━━ TEXTO FORNECIDO

Culpa, essa vadia

A culpa pode morrer solteira, mas não sozinha. Ela está aqui agora, olha-me fixamente enquanto a tento exorcizar nestas palavras. Lembra-me do assafato com roupa até ao tecto. Das mochilas das crianças por organizar. Do PowerPoint em branco. Quando não está comigo, a culpa está na casa da vizinha do lado, a que optou por não amamentar o seu filho ou que muito de vez em quando substitui a sopinha bio por um boião de borrego com ervilhas. Isto depois de pegar fogo ao coração da minha melhor amiga, recentemente trocada por outra mulher por não ter conseguido manter a chama acesa. Crime, disse ela.

━━━━
━━ REGISTOS

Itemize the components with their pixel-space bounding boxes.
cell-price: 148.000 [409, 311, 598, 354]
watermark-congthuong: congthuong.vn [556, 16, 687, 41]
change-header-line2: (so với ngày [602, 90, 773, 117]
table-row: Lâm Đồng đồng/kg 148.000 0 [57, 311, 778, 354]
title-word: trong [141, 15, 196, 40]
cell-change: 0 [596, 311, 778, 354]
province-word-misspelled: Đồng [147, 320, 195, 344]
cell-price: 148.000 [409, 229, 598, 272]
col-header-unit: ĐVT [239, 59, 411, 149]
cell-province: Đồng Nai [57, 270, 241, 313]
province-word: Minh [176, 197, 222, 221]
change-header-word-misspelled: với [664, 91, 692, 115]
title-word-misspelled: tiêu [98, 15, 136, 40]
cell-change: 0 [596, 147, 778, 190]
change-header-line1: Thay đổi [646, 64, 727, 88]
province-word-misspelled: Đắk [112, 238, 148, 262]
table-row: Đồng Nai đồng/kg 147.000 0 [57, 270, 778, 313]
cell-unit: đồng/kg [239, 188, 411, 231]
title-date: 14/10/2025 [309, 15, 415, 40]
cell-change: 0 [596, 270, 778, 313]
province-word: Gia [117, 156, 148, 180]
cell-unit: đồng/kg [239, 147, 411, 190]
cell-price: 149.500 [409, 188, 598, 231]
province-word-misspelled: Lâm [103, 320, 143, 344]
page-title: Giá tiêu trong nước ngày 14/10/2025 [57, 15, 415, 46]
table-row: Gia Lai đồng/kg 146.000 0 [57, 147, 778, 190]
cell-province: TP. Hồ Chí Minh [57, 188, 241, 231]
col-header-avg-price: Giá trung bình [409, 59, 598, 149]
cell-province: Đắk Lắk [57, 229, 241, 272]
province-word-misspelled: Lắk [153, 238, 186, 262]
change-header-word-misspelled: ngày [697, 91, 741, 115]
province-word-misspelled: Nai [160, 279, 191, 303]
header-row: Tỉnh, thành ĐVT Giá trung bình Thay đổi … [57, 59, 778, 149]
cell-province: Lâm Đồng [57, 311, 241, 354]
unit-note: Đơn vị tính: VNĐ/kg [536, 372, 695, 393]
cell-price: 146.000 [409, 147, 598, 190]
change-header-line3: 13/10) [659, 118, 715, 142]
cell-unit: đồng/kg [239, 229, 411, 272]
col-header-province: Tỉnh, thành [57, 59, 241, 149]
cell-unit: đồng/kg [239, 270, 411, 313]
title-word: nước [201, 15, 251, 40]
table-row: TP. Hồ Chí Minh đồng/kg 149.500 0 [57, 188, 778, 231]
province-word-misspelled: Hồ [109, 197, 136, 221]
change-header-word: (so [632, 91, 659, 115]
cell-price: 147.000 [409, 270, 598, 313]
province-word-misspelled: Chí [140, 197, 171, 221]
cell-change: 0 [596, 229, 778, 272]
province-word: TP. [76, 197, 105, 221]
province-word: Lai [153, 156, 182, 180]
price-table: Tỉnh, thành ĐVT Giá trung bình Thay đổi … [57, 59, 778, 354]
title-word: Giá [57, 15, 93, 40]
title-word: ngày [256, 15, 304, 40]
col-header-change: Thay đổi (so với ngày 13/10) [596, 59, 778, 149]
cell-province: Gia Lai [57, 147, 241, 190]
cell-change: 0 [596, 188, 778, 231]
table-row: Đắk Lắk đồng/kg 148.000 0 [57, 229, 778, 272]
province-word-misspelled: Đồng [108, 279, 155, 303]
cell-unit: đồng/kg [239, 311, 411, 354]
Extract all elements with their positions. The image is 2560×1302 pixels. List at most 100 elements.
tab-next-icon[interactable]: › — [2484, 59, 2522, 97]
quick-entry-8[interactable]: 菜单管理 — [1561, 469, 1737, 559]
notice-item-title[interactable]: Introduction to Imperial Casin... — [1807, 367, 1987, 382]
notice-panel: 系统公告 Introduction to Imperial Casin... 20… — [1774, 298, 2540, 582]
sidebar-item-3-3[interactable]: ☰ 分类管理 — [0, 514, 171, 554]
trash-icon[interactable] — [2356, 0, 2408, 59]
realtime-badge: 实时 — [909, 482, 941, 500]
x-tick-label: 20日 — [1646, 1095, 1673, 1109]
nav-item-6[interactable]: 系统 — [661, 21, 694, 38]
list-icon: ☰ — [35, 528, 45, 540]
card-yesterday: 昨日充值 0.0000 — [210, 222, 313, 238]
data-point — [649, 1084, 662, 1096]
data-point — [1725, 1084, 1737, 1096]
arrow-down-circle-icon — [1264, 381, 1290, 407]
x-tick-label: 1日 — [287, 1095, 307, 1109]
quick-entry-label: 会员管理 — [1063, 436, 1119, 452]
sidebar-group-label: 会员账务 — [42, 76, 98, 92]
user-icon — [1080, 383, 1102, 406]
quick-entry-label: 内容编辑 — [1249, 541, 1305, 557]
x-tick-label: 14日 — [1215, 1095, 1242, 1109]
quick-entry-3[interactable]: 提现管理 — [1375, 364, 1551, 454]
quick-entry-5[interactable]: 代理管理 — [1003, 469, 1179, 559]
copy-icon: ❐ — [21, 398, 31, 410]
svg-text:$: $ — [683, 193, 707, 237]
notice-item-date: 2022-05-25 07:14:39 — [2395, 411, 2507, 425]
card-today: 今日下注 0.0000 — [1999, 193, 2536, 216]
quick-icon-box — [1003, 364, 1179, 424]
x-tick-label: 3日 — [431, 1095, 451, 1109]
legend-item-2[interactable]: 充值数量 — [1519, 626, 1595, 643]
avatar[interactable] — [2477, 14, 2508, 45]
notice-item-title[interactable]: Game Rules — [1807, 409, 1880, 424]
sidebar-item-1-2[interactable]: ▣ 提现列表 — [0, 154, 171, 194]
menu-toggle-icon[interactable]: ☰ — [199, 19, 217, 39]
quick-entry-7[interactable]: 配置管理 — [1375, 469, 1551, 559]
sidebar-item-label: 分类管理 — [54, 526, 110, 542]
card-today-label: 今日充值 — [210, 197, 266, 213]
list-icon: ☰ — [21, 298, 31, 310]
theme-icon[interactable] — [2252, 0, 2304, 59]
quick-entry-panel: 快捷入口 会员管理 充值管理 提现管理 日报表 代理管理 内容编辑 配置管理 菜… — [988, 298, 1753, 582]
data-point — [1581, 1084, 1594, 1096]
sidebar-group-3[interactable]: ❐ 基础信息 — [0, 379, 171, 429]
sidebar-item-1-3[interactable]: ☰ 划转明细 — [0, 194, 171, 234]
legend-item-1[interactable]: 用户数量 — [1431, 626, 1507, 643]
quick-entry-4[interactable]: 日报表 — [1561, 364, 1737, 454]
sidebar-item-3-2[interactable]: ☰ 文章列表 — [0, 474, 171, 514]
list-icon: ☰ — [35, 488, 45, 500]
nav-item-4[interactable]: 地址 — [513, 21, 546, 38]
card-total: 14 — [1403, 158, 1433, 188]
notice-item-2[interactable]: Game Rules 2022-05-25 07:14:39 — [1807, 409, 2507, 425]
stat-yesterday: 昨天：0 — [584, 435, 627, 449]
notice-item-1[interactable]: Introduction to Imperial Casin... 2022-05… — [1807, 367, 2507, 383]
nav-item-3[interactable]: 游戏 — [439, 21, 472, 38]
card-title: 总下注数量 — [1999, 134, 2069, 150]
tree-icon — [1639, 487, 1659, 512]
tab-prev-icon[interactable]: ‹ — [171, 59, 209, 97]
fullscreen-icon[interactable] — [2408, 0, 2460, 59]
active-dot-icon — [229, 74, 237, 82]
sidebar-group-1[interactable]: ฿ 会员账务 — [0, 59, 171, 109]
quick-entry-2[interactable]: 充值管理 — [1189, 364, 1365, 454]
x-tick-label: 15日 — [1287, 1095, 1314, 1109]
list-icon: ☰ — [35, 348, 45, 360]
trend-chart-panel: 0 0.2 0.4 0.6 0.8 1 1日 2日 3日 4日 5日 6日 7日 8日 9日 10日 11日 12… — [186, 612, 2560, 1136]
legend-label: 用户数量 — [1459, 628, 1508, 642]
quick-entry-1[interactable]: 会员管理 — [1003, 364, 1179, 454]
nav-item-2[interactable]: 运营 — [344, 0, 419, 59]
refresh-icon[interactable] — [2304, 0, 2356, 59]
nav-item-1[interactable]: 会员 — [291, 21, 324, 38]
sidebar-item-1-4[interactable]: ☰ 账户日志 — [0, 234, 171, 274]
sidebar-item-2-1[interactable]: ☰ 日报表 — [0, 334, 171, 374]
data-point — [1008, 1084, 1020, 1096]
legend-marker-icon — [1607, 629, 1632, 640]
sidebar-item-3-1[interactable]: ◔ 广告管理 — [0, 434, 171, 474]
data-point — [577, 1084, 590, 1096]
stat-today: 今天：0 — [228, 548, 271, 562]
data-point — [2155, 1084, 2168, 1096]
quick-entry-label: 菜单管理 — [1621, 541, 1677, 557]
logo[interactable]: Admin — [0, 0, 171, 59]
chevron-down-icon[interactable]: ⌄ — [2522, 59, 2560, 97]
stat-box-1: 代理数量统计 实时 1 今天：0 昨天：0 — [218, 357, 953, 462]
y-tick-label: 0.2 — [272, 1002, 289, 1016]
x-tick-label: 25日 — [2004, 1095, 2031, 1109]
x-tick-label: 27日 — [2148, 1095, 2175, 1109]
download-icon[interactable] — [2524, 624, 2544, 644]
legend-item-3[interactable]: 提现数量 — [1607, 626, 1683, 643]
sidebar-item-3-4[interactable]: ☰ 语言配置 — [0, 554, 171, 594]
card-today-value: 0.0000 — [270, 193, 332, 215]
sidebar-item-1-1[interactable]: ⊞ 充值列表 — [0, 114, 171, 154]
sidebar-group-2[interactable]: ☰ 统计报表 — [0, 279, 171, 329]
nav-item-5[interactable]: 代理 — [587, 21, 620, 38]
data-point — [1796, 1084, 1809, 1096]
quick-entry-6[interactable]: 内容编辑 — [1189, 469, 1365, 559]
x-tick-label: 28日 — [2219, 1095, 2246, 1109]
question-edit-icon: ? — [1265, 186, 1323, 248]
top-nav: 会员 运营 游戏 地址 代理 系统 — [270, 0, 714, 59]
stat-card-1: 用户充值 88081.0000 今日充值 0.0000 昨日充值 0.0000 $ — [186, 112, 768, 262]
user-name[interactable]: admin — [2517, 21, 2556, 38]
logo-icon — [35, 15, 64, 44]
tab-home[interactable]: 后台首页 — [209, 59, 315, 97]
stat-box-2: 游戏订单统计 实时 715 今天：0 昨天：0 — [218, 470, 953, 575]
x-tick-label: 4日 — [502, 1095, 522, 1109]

━━━━

AÇÕES NECESSÁRIAS
(1) No texto sobre a culpa, porque foi a melhor amiga trocada por outra mulher?
(2) Dê seguimento ao texto sobre a culpa a partir da última frase.

RESPOSTAS POR TAREFA
(1) Por não ter conseguido manter a chama acesa.

(2)
A culpa não é uma palavra feminina por acaso. É quase um exclusivo nosso. Uma daquela amizades tóxicas que mantemos a todo o custo. Alimentamo-la e alimentamo-nos dela. É um diálogo permanente, uma negociação constante. Nós, as culpadas, não somos apenas portadoras, somos também transmissoras deste veneno. Como quando dizemos que não conseguimos passar uma noite longe do bebé à mãe que planeia um fim de semana romântico. Como se a culpa fosse aquele segredo avassalador que nos confiaram, mas que não aguentamos carregar sozinhas. A culpa pode morrer solteira, mas já se divertiu que nem uma louca.